WHAT YOU HAVE TO DO = Copy out exactly the lines from the one containing "Enumerate this screenshot's" to the last line of the records below, both included, and leave out any pictures.

RECORD EXCERPTS =
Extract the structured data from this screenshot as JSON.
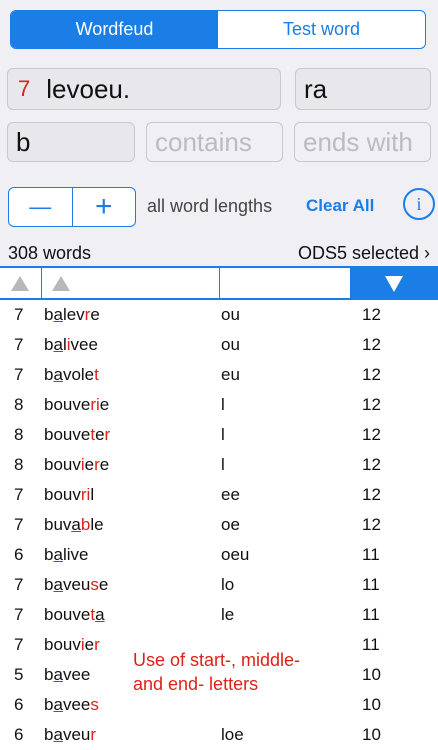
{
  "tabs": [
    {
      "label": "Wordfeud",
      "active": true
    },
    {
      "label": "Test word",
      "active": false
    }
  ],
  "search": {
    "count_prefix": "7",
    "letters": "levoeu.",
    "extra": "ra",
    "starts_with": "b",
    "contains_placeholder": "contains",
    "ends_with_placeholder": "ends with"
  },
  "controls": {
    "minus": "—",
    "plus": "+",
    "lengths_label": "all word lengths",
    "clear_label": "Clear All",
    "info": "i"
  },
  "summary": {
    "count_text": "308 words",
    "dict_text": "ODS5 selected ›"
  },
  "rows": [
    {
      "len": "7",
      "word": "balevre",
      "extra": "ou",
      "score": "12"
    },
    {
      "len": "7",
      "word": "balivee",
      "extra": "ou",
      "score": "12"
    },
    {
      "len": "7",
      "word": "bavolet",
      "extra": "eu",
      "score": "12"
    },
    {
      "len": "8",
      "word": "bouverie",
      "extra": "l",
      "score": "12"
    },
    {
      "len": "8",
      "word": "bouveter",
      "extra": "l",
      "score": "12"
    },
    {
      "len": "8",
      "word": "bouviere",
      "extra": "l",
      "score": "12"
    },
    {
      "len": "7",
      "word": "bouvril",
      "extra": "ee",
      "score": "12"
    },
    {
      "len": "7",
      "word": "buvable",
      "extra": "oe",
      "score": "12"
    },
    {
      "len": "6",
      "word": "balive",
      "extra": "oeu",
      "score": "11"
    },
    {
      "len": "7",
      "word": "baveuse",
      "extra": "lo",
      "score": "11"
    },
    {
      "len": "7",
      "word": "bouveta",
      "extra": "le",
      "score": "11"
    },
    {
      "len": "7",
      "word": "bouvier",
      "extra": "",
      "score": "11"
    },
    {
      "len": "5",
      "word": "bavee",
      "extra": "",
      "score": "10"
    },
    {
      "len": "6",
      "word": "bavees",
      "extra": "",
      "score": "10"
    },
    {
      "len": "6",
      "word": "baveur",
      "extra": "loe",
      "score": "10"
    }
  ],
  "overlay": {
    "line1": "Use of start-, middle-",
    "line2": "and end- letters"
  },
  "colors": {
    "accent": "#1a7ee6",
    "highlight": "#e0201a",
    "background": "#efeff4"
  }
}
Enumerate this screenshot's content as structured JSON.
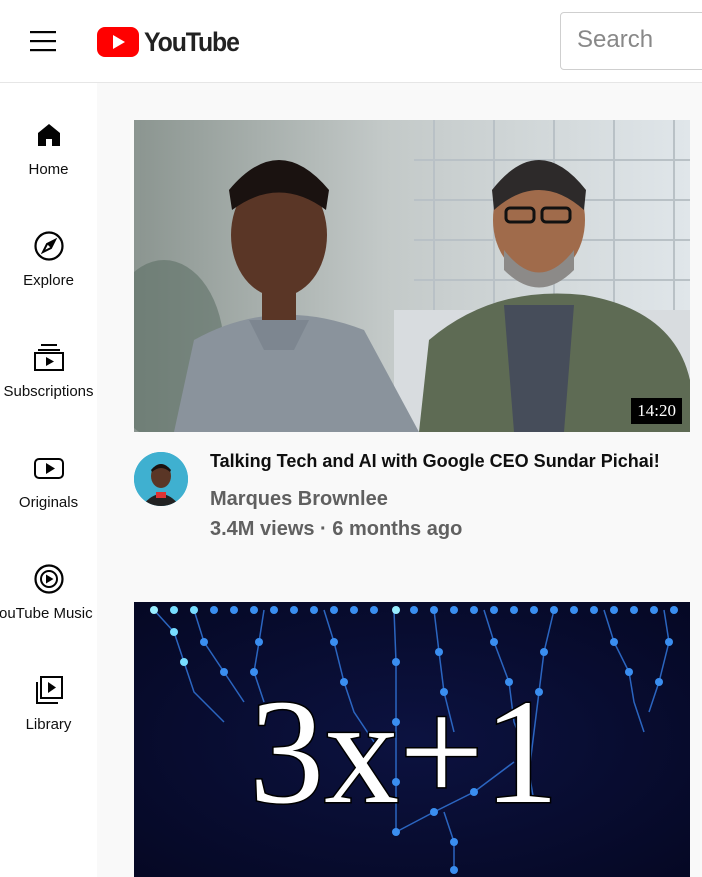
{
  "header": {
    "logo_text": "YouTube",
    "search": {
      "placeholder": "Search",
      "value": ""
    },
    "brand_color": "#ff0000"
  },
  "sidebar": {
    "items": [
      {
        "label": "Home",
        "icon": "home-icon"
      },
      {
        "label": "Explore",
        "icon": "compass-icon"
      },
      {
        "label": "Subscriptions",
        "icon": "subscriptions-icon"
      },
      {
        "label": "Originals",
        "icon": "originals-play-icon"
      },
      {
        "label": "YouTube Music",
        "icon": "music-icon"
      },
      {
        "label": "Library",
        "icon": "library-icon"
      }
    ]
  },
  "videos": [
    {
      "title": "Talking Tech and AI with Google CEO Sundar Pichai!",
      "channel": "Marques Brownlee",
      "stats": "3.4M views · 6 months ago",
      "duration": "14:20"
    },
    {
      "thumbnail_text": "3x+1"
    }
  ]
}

FINISHED ANSWER =
Enumerate this screenshot's content as structured JSON.
{
  "header": {
    "logo_text": "YouTube",
    "search": {
      "placeholder": "Search",
      "value": ""
    },
    "brand_color": "#ff0000"
  },
  "sidebar": {
    "items": [
      {
        "label": "Home",
        "icon": "home-icon"
      },
      {
        "label": "Explore",
        "icon": "compass-icon"
      },
      {
        "label": "Subscriptions",
        "icon": "subscriptions-icon"
      },
      {
        "label": "Originals",
        "icon": "originals-play-icon"
      },
      {
        "label": "YouTube Music",
        "icon": "music-icon"
      },
      {
        "label": "Library",
        "icon": "library-icon"
      }
    ]
  },
  "videos": [
    {
      "title": "Talking Tech and AI with Google CEO Sundar Pichai!",
      "channel": "Marques Brownlee",
      "stats": "3.4M views · 6 months ago",
      "duration": "14:20"
    },
    {
      "thumbnail_text": "3x+1"
    }
  ]
}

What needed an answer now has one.